**Given instruction:**
Determine how many lines contain the string "this". Reply with that figure and nothing else.

[Stored records]

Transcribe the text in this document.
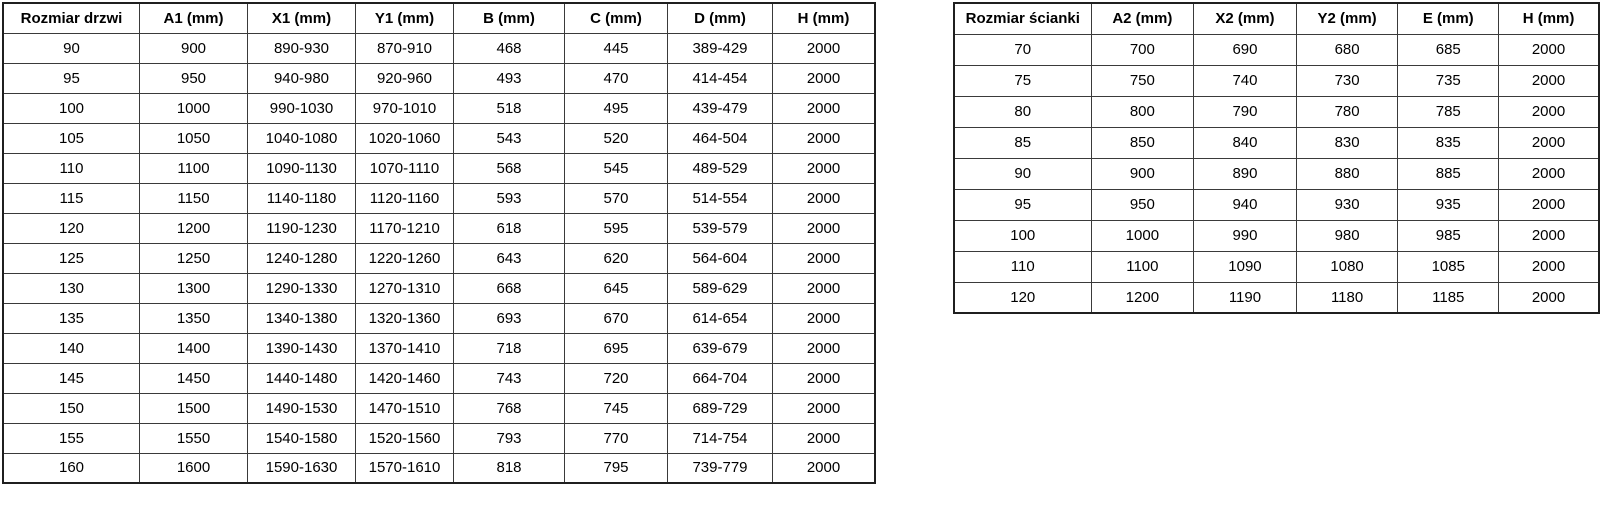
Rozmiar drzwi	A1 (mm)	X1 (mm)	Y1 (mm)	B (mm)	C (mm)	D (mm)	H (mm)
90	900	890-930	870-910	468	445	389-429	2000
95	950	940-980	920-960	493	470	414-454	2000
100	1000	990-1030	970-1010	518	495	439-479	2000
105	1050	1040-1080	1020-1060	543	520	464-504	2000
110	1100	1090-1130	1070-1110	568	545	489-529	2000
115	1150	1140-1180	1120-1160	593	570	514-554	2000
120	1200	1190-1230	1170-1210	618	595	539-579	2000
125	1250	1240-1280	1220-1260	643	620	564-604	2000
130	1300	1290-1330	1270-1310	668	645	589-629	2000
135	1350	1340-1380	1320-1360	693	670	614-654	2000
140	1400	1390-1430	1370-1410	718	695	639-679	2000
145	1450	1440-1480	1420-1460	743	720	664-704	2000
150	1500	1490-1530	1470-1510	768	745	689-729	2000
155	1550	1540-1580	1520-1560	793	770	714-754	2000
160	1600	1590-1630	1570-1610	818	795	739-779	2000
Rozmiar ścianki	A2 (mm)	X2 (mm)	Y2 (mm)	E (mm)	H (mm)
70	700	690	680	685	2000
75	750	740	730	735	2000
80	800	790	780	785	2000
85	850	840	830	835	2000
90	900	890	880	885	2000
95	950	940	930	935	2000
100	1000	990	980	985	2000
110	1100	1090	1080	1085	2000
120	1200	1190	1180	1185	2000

--

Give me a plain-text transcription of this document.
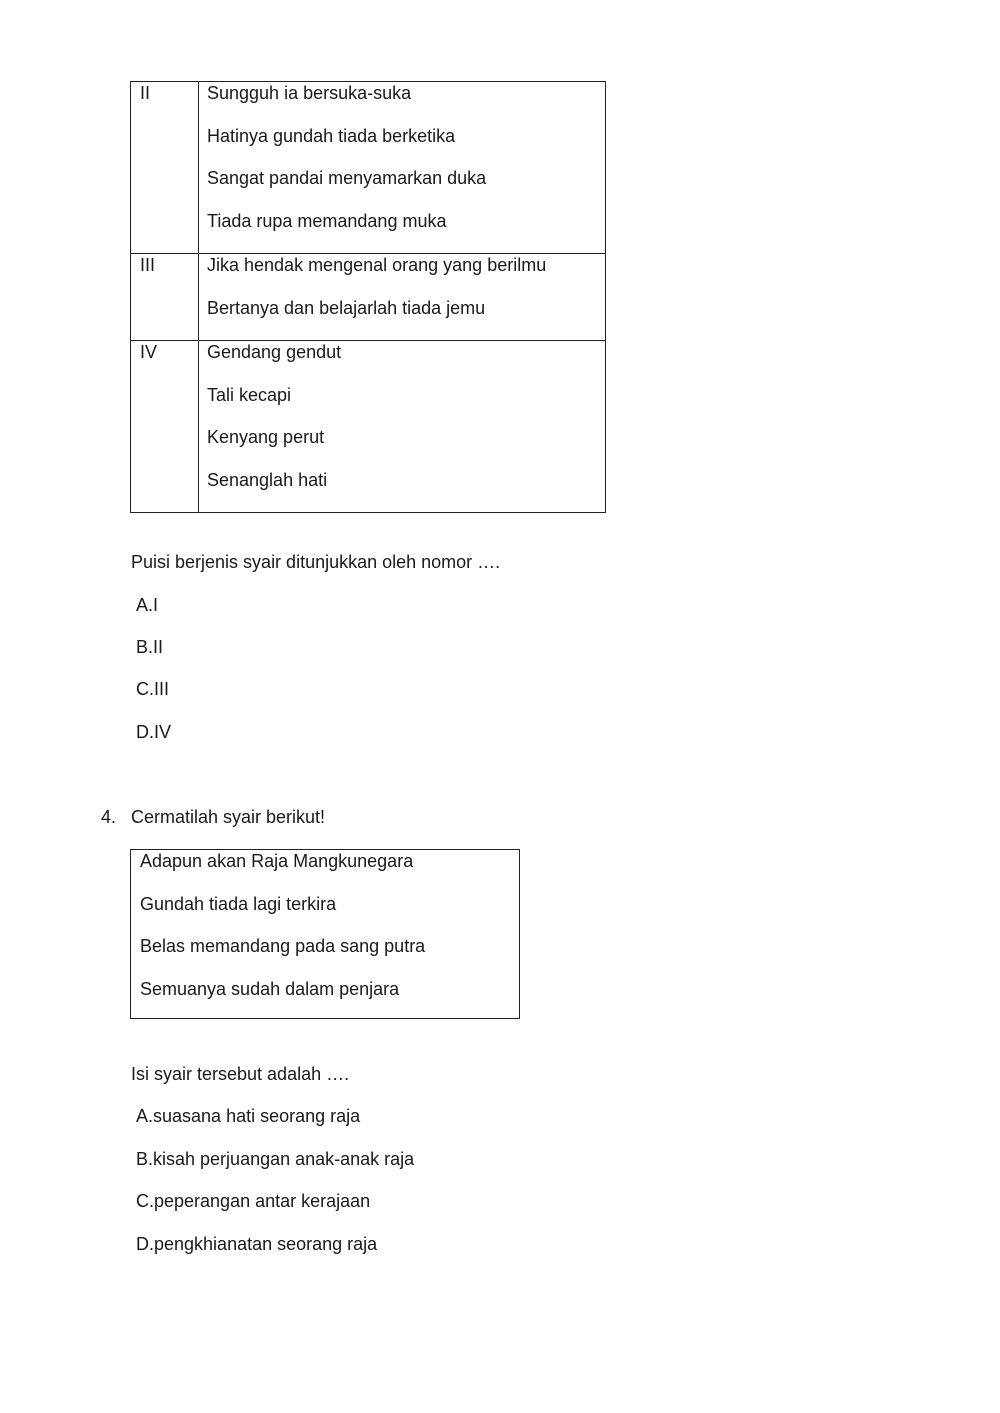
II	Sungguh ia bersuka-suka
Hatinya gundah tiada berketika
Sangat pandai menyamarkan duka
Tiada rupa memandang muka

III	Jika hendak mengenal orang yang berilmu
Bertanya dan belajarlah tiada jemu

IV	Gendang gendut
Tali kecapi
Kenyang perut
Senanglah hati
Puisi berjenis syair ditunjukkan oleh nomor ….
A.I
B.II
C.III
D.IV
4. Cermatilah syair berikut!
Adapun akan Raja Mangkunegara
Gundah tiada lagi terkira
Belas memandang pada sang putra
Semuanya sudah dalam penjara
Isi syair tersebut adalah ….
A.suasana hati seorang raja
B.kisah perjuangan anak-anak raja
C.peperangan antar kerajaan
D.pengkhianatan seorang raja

**Answer in full:**
2